▸ GOAL
Below is a block of data; give all of it again word for word.

— Begin —

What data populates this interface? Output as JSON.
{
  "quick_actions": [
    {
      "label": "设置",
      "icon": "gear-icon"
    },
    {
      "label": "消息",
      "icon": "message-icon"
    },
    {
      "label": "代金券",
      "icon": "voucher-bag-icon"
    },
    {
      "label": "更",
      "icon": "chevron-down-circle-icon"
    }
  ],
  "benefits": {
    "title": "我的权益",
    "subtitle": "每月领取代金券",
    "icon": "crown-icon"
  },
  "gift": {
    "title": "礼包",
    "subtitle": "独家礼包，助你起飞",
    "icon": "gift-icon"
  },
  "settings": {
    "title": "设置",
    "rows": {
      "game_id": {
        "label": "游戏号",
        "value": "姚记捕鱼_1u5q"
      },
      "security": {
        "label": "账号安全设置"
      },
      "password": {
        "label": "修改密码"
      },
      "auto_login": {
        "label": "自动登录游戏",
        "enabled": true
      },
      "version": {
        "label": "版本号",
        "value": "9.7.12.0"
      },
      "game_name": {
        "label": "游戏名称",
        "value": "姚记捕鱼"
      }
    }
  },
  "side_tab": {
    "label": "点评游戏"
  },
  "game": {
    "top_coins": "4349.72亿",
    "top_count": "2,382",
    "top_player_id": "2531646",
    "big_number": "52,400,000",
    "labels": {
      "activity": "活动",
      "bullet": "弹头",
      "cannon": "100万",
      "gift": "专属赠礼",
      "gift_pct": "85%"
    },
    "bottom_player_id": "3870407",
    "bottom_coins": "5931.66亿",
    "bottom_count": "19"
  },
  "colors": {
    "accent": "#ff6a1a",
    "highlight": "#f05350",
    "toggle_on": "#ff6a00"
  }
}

— End —

▸ SOLVED EXERCISE
What data populates this interface? Output as JSON.
{
  "quick_actions": [
    {
      "label": "设置",
      "icon": "gear-icon"
    },
    {
      "label": "消息",
      "icon": "message-icon"
    },
    {
      "label": "代金券",
      "icon": "voucher-bag-icon"
    },
    {
      "label": "更",
      "icon": "chevron-down-circle-icon"
    }
  ],
  "benefits": {
    "title": "我的权益",
    "subtitle": "每月领取代金券",
    "icon": "crown-icon"
  },
  "gift": {
    "title": "礼包",
    "subtitle": "独家礼包，助你起飞",
    "icon": "gift-icon"
  },
  "settings": {
    "title": "设置",
    "rows": {
      "game_id": {
        "label": "游戏号",
        "value": "姚记捕鱼_1u5q"
      },
      "security": {
        "label": "账号安全设置"
      },
      "password": {
        "label": "修改密码"
      },
      "auto_login": {
        "label": "自动登录游戏",
        "enabled": true
      },
      "version": {
        "label": "版本号",
        "value": "9.7.12.0"
      },
      "game_name": {
        "label": "游戏名称",
        "value": "姚记捕鱼"
      }
    }
  },
  "side_tab": {
    "label": "点评游戏"
  },
  "game": {
    "top_coins": "4349.72亿",
    "top_count": "2,382",
    "top_player_id": "2531646",
    "big_number": "52,400,000",
    "labels": {
      "activity": "活动",
      "bullet": "弹头",
      "cannon": "100万",
      "gift": "专属赠礼",
      "gift_pct": "85%"
    },
    "bottom_player_id": "3870407",
    "bottom_coins": "5931.66亿",
    "bottom_count": "19"
  },
  "colors": {
    "accent": "#ff6a1a",
    "highlight": "#f05350",
    "toggle_on": "#ff6a00"
  }
}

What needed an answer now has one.